> _PASSAGE PROVIDED_:

Fund of the fortnight: John Laing Infrastructure
This is a London-listed investment company that invests in mature, operational infrastructure assets mostly sourced from the parent John Laing Group.
Recent acquisitions have taken the portfolio to 38 fully operational PFI-backed projects and it has now acquired 11 investments from sources outside the John Laing Group with a combined value of approximately £95m. This shows the fund is not just reliant on the parent group for new projects.
The portfolio comprises fully operational, availability based infrastructure assets which typically have 20-30 years to run. Income is guaranteed by governments and revenue rises in proportion to inflation.
The team’s close links with the John Laing group means it has a ready source of projects which it already knows well and on which it pays no acquisition fee.
Project values and revenue from them have proved resilient and should have little correlation with equity markets. Annual dividends of at least 6p are fully covered by earnings.
Infrastructure projects are the basic physical assets that support a country or community and may include transportation, utilities, communications and social assets such as housing, health and education services.
We favour funds of physical infrastructure assets (schools, hospitals, prisons etc) that are:
• fully operational (ie no construction risk)
• have long project life (typically 25-30 years)
• availability based projects (not usage based)
• future revenues backed by government
• set up under legal framework of Private Finance Initiative (PFI) or Public Private Partnership (PPP) so that governments cannot renege on future payments (the UK conducted a review of the PFI regime in December 2011 and concluded that they cannot wriggle out of existing PFI deals). PFI/PPP is now global, with many developed economies adopting their own legal framework (eg UK, Canada, Western Europe and Australia)

> _ACTION ITEM A_: Which criteria does the John Laing Infrastructure fund profile list for the funds of physical infrastructure assets it favors?
> _ACTION ITEM B_: Could you write the next part of the John Laing Infrastructure fund profile, starting after its final sentence?

> _DATA FOR ANALYSIS_:
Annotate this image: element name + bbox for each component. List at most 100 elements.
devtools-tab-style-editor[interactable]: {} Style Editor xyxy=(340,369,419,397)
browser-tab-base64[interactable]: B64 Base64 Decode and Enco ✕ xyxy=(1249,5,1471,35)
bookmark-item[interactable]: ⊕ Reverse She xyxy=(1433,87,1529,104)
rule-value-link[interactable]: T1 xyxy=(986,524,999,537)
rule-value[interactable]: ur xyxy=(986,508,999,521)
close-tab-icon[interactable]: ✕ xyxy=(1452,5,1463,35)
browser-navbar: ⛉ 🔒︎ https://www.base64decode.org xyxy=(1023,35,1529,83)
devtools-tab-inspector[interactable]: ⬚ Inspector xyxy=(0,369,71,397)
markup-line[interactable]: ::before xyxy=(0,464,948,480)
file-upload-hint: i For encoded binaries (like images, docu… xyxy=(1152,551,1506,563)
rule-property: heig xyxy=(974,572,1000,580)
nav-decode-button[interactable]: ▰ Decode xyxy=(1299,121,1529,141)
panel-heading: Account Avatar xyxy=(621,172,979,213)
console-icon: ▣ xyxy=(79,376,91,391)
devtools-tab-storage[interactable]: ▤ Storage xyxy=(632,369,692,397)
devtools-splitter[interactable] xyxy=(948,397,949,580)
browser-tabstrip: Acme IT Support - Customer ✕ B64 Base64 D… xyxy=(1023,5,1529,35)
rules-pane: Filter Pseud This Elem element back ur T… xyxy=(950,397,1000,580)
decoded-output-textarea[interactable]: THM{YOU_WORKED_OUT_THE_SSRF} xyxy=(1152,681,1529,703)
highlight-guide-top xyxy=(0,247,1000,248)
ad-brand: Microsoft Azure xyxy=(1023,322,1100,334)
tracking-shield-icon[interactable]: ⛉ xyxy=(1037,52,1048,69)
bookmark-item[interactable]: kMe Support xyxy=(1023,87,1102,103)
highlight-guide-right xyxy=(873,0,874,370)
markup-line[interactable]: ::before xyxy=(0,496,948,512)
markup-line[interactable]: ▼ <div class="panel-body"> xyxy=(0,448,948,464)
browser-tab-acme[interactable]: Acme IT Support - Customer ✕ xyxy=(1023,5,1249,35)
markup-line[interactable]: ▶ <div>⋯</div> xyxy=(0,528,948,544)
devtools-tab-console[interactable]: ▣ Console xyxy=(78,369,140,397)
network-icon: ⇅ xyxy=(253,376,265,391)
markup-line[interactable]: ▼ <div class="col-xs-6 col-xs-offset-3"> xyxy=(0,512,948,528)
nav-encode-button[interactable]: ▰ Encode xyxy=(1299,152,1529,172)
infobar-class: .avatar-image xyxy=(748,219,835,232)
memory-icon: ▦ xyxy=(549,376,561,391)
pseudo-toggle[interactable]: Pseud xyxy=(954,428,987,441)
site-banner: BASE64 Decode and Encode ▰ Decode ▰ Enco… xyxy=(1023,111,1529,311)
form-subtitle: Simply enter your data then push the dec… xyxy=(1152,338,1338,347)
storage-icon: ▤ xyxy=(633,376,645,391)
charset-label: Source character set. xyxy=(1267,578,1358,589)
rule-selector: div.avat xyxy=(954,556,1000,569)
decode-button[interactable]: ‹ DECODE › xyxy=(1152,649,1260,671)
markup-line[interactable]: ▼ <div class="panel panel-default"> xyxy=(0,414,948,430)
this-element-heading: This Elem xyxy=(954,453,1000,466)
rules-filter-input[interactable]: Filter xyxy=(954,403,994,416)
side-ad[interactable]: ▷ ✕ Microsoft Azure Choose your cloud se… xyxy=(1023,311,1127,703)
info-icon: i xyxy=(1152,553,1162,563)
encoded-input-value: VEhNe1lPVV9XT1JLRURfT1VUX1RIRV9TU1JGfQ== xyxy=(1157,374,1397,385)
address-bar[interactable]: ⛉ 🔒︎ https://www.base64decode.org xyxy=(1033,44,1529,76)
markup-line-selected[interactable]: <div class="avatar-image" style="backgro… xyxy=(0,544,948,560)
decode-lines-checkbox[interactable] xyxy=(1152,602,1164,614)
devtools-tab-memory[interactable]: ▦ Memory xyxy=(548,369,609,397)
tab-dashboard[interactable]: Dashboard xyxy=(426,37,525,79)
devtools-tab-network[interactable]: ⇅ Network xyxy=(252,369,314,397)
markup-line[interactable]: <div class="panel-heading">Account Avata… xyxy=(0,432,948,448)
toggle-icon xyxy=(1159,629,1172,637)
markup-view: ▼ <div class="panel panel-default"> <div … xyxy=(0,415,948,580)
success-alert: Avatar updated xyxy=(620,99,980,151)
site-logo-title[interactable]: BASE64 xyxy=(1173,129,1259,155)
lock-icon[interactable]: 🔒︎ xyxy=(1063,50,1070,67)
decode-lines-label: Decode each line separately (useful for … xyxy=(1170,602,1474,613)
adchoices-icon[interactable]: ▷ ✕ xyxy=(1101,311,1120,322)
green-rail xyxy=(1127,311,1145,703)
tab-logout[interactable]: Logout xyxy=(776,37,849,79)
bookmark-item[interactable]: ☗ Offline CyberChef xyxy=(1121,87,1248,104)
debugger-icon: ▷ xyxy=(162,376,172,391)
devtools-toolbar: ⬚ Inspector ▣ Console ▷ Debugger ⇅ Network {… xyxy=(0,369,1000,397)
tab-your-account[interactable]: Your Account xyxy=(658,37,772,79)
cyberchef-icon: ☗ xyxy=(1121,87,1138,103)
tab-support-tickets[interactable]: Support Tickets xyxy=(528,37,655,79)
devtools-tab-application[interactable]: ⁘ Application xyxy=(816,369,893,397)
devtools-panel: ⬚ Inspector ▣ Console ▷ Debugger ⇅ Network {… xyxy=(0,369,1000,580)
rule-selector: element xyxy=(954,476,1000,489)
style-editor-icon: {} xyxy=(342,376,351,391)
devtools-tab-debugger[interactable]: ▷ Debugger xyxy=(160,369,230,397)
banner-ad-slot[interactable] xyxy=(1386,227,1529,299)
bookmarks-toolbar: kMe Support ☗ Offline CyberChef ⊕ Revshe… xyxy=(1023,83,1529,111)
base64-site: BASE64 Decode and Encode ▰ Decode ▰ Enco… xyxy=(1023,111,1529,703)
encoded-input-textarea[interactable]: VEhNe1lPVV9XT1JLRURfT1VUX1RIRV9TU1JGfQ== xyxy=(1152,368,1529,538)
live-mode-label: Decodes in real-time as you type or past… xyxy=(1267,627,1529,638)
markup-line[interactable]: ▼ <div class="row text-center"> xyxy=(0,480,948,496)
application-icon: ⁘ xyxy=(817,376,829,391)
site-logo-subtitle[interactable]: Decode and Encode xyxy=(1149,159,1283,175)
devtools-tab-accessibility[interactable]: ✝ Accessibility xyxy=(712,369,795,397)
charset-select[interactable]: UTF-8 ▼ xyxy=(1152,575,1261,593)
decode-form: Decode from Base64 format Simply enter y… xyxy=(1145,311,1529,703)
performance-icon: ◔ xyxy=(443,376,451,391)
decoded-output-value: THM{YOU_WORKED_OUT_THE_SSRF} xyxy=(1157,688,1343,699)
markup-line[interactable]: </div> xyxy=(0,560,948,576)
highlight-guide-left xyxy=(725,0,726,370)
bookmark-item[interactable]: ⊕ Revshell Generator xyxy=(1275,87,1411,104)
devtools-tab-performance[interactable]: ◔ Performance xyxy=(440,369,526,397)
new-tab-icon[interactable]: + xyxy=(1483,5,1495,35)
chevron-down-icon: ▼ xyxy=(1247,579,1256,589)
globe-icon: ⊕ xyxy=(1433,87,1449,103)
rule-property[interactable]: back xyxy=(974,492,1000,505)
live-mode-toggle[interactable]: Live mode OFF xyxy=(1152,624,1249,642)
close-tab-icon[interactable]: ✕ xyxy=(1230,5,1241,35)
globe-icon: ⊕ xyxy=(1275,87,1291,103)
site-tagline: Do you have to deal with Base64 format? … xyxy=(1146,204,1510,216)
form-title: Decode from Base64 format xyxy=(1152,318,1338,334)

> _TASK ANSWER A_:
- Fully operational, with no construction risk
- Long project life, typically 25-30 years
- Availability-based projects rather than usage-based
- Future revenues backed by government
- Set up under the legal framework of the Private Finance Initiative (PFI) or Public Private Partnership (PPP), so that governments cannot renege on future payments

> _TASK ANSWER B_:
• We prefer closed ended funds which suit the illiquid nature of the investments
Cash-flows of such projects start by being negative during the construction stage, followed by 25-30 years of inflows. Each project typically has a large proportion financed by bank loans (up to 90%) as banks are happy to lend against assets where the ultimate guarantor is the government. Once the loan is paid off, a few years before the end of the life of project, all remaining income flows through to the equity investors. (See chart below for cash flows of a typical project.)
At the end of its life the project is handed back to the government. Because PFI regime is comparatively new – the first PFI project started in 1992 under John Major’s Conservative government – there has not yet been a PFI project which has gone to completion so it is possible that leases will be extended to the operator once the initial period expires.
We like the asset backing and stable revenues from these projects which are essentially government backed cash flows. Companies value this future cash flow using a discount rate of around 8.5% which is the same as saying that they expect the current value of their investments to grow at 8.5% pa. This is a come-rain-or-shine growth rate. After costs this is equivalent to a total return to shareholders of around 7.5% pa. There is some inflation protection since underlying contracts within projects have income which on average rises by about 0.6x the rate of inflation.